▶ [Data listing]
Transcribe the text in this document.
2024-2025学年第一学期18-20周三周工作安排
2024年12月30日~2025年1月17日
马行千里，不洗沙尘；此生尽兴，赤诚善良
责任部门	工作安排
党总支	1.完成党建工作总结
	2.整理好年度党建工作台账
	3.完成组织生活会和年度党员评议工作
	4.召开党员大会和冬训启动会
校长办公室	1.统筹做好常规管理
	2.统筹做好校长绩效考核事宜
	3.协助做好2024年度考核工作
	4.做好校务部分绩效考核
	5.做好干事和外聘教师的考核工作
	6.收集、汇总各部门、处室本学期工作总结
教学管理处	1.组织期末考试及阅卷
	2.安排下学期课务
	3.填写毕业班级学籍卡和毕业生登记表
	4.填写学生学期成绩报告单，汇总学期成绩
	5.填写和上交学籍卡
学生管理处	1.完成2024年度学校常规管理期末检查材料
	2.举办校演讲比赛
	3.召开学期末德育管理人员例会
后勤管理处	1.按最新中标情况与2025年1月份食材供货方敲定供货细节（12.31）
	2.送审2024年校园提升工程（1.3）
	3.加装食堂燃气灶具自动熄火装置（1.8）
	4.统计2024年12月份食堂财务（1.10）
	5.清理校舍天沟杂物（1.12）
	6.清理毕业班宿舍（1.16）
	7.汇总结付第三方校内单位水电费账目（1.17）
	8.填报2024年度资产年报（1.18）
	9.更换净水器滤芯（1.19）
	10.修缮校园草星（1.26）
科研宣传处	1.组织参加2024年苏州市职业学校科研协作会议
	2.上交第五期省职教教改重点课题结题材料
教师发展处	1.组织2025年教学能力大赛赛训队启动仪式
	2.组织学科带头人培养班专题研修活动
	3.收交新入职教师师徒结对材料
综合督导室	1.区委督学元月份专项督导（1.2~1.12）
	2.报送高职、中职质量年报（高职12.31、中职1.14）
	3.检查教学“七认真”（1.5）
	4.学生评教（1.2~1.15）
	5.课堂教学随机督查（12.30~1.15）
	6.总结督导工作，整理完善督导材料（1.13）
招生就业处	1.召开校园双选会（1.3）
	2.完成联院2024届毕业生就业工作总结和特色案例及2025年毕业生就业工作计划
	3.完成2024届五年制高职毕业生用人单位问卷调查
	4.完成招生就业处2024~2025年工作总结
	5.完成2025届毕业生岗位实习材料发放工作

▶ [Requirement] Give a word-for-word copy of the records.

▶ [Result below]
Transcribe the text in this document.
2024-2025学年第一学期18-20周三周工作安排
2024年12月30日~2025年1月17日
马行千里，不洗沙尘；此生尽兴，赤诚善良
责任部门	工作安排
党总支	1.完成党建工作总结
	2.整理好年度党建工作台账
	3.完成组织生活会和年度党员评议工作
	4.召开党员大会和冬训启动会
校长办公室	1.统筹做好常规管理
	2.统筹做好校长绩效考核事宜
	3.协助做好2024年度考核工作
	4.做好校务部分绩效考核
	5.做好干事和外聘教师的考核工作
	6.收集、汇总各部门、处室本学期工作总结
教学管理处	1.组织期末考试及阅卷
	2.安排下学期课务
	3.填写毕业班级学籍卡和毕业生登记表
	4.填写学生学期成绩报告单，汇总学期成绩
	5.填写和上交学籍卡
学生管理处	1.完成2024年度学校常规管理期末检查材料
	2.举办校演讲比赛
	3.召开学期末德育管理人员例会
后勤管理处	1.按最新中标情况与2025年1月份食材供货方敲定供货细节（12.31）
	2.送审2024年校园提升工程（1.3）
	3.加装食堂燃气灶具自动熄火装置（1.8）
	4.统计2024年12月份食堂财务（1.10）
	5.清理校舍天沟杂物（1.12）
	6.清理毕业班宿舍（1.16）
	7.汇总结付第三方校内单位水电费账目（1.17）
	8.填报2024年度资产年报（1.18）
	9.更换净水器滤芯（1.19）
	10.修缮校园草星（1.26）
科研宣传处	1.组织参加2024年苏州市职业学校科研协作会议
	2.上交第五期省职教教改重点课题结题材料
教师发展处	1.组织2025年教学能力大赛赛训队启动仪式
	2.组织学科带头人培养班专题研修活动
	3.收交新入职教师师徒结对材料
综合督导室	1.区委督学元月份专项督导（1.2~1.12）
	2.报送高职、中职质量年报（高职12.31、中职1.14）
	3.检查教学“七认真”（1.5）
	4.学生评教（1.2~1.15）
	5.课堂教学随机督查（12.30~1.15）
	6.总结督导工作，整理完善督导材料（1.13）
招生就业处	1.召开校园双选会（1.3）
	2.完成联院2024届毕业生就业工作总结和特色案例及2025年毕业生就业工作计划
	3.完成2024届五年制高职毕业生用人单位问卷调查
	4.完成招生就业处2024~2025年工作总结
	5.完成2025届毕业生岗位实习材料发放工作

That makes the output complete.